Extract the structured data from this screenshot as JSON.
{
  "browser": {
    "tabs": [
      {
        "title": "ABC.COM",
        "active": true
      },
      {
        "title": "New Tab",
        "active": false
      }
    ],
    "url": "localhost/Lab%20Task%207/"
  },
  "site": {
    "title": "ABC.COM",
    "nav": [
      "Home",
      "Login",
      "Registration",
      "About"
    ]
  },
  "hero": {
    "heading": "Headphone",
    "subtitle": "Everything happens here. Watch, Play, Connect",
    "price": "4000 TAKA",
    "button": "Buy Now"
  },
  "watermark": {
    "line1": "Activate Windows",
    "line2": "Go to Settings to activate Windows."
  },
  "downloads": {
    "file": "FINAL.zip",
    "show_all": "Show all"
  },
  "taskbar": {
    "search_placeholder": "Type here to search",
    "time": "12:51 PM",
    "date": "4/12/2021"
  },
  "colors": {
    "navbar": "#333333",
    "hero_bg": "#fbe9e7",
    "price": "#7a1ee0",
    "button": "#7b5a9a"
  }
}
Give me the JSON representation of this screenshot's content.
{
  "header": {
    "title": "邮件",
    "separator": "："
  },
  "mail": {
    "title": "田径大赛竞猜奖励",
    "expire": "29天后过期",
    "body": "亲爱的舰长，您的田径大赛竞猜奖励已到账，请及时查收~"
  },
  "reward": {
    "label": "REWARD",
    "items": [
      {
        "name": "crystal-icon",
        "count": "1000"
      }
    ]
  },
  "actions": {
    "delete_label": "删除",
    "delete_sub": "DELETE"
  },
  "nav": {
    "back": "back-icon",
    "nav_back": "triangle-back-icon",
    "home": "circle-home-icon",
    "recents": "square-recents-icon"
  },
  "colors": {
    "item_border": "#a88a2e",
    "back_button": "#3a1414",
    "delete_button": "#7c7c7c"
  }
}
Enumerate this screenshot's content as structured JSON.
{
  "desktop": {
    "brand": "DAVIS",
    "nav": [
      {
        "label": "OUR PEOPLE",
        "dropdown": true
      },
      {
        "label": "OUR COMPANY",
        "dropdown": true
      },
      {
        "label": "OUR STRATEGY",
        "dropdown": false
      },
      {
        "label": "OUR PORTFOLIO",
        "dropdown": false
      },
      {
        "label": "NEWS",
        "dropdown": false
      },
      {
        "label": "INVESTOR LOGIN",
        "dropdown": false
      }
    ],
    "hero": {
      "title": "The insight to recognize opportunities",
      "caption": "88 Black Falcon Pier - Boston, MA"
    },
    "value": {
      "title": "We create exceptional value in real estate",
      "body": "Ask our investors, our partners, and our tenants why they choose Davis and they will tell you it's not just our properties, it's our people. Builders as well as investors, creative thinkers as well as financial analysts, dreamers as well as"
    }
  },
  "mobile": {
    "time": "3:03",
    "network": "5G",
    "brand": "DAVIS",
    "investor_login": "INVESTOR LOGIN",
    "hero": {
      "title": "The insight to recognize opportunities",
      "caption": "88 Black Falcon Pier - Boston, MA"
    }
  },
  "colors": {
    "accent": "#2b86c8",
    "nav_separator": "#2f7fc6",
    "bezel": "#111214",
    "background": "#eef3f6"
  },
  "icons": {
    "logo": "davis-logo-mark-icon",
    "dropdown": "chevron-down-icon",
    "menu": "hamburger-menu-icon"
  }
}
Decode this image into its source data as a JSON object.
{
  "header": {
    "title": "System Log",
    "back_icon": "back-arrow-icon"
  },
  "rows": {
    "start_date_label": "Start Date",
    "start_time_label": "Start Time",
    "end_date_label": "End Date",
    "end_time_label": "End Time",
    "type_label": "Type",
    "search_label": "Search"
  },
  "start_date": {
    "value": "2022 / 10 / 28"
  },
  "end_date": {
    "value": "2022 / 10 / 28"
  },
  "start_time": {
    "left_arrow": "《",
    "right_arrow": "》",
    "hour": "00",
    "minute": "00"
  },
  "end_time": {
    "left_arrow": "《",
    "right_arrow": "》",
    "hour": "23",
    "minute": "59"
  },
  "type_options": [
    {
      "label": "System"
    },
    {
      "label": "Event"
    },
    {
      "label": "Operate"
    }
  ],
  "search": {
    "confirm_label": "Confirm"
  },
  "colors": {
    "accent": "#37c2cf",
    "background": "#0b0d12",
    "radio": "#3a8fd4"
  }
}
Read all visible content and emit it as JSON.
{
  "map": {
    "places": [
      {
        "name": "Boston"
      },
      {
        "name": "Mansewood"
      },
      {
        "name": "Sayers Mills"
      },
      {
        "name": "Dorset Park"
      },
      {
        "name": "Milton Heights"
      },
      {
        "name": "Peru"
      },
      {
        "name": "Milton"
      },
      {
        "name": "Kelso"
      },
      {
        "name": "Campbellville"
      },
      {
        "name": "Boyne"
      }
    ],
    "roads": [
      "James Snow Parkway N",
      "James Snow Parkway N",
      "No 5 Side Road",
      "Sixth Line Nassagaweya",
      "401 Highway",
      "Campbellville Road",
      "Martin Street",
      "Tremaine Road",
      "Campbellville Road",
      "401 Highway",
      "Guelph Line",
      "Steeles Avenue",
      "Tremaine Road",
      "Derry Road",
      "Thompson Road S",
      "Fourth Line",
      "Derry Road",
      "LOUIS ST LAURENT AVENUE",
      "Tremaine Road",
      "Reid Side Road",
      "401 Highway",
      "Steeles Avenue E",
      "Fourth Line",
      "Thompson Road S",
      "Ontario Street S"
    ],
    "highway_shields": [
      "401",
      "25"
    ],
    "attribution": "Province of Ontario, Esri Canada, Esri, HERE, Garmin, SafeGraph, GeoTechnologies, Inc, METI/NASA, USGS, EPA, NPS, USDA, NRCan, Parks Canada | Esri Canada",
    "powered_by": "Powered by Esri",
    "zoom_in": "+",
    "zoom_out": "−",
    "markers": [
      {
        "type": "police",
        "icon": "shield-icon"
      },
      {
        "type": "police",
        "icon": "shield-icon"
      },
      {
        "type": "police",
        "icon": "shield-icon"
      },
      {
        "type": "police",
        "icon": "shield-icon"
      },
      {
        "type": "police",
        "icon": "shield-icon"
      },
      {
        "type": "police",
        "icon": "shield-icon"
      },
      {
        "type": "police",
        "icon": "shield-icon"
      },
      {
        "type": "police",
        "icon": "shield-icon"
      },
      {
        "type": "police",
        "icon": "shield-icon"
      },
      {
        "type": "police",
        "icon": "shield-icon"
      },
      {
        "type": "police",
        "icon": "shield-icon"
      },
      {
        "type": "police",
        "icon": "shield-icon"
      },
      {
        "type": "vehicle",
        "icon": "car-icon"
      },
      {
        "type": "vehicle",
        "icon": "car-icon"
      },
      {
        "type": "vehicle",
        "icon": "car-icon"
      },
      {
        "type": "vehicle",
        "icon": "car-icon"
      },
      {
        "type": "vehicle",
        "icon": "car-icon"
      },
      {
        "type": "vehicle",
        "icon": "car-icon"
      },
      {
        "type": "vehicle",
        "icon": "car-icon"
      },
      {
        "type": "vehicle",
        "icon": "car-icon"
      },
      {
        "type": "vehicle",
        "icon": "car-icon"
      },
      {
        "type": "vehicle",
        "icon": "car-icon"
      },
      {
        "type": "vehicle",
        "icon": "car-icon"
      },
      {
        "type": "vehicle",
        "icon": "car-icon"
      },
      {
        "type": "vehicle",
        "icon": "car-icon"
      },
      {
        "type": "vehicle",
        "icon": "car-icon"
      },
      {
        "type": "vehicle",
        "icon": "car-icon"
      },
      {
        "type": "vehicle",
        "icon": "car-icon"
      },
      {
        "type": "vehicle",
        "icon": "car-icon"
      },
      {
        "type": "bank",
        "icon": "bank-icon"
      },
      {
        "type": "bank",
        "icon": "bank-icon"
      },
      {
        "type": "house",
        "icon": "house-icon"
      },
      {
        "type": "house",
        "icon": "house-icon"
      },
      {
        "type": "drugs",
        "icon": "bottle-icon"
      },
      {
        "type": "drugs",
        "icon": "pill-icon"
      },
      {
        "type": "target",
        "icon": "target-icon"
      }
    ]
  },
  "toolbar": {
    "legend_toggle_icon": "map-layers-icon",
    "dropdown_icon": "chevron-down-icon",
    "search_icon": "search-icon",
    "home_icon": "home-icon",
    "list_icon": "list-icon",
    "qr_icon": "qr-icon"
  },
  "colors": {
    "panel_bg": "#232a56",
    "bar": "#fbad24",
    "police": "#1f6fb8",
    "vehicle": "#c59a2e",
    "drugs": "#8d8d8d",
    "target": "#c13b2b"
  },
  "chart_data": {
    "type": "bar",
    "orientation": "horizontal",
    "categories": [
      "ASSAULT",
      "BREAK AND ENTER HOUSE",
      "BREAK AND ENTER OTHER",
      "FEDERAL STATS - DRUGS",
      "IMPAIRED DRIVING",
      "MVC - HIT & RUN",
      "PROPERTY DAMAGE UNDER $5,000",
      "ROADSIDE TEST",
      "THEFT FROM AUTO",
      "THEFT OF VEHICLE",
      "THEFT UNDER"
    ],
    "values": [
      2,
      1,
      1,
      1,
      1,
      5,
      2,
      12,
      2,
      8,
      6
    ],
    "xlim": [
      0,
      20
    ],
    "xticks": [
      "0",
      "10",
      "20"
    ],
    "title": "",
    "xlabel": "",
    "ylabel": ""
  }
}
.....
--- WRITTEN EXERCISE ---
Show the lines that mention the word "structured".

--- FINISHED EXERCISE ---
Extract the structured data from this screenshot as JSON.
Enumerate this screenshot's content as structured JSON.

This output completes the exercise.